----- EXCERPTED RECORDS

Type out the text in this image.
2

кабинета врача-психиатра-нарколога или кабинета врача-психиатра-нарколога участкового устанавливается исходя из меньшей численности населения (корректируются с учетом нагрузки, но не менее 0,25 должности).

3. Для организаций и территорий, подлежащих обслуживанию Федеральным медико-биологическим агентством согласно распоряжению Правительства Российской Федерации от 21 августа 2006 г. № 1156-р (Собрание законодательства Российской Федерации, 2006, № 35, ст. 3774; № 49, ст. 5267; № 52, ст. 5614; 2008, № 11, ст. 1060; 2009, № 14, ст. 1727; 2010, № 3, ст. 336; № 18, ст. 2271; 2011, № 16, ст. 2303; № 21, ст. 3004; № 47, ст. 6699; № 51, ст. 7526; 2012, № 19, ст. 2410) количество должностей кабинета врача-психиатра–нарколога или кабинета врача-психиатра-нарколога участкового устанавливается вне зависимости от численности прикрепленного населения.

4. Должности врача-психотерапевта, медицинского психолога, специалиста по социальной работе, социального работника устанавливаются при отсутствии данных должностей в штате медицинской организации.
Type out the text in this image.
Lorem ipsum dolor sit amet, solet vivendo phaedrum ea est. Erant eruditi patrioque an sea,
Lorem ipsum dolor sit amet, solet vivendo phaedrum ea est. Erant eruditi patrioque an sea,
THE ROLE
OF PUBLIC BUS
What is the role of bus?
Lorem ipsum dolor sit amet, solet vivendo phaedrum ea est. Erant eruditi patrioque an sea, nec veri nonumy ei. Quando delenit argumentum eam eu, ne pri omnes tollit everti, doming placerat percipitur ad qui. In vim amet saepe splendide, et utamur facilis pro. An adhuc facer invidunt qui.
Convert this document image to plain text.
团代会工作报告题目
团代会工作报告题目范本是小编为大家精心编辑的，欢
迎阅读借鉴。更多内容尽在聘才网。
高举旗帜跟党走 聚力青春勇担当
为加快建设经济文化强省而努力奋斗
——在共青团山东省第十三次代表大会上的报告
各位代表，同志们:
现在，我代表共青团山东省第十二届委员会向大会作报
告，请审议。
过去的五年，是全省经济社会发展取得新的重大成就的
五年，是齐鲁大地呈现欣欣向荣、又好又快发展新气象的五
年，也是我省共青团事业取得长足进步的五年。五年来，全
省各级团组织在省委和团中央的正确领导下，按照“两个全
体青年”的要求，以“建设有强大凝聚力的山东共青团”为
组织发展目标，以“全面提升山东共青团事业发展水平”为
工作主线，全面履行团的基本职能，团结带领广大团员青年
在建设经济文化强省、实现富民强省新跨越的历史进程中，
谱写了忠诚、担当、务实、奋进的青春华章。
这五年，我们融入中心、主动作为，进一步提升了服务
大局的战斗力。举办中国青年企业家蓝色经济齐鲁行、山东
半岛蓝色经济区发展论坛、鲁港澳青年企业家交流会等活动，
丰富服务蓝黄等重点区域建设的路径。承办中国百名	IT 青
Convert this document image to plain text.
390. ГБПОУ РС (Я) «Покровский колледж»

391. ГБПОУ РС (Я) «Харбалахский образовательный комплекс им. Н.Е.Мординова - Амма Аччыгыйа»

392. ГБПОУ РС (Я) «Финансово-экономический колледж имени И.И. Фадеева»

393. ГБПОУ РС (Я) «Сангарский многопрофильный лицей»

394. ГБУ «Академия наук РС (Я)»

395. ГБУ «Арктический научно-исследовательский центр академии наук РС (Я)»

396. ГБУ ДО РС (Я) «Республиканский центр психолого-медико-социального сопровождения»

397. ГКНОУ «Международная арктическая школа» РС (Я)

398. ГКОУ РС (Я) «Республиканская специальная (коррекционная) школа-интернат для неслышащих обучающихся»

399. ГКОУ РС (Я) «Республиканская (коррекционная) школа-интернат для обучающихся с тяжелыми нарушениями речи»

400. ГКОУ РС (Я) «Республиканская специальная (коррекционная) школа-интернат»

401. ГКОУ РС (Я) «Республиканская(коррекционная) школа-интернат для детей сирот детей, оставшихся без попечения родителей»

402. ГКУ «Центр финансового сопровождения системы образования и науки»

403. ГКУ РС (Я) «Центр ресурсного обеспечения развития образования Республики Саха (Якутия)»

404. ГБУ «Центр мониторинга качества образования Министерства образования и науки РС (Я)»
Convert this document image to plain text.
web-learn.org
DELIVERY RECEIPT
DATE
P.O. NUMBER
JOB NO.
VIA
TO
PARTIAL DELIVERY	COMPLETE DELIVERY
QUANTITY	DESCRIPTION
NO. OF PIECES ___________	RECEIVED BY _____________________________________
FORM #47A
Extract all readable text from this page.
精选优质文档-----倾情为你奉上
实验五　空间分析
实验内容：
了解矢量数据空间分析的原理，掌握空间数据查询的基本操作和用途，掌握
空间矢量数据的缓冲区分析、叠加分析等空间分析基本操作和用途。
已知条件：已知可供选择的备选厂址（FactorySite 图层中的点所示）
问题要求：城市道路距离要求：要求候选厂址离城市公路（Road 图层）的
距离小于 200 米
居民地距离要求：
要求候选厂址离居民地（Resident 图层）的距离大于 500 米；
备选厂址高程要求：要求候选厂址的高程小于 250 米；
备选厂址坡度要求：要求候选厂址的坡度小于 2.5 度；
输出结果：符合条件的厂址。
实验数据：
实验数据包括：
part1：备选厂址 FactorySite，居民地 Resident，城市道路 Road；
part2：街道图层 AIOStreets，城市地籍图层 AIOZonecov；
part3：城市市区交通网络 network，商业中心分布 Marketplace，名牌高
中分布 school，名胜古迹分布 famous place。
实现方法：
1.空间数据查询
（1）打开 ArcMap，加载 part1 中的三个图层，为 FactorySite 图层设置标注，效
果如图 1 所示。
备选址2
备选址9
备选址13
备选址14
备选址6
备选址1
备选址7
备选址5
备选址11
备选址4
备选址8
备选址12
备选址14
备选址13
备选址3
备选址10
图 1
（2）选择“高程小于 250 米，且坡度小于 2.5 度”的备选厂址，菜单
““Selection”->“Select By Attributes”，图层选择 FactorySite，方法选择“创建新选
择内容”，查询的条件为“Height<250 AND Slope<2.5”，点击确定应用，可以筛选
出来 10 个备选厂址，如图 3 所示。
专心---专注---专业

----------

**WRITTEN INSTRUCTION:** How many lines of these entries contain "сопровождения"? Answer with the number and nothing else.

**FULL OUTPUT:** 2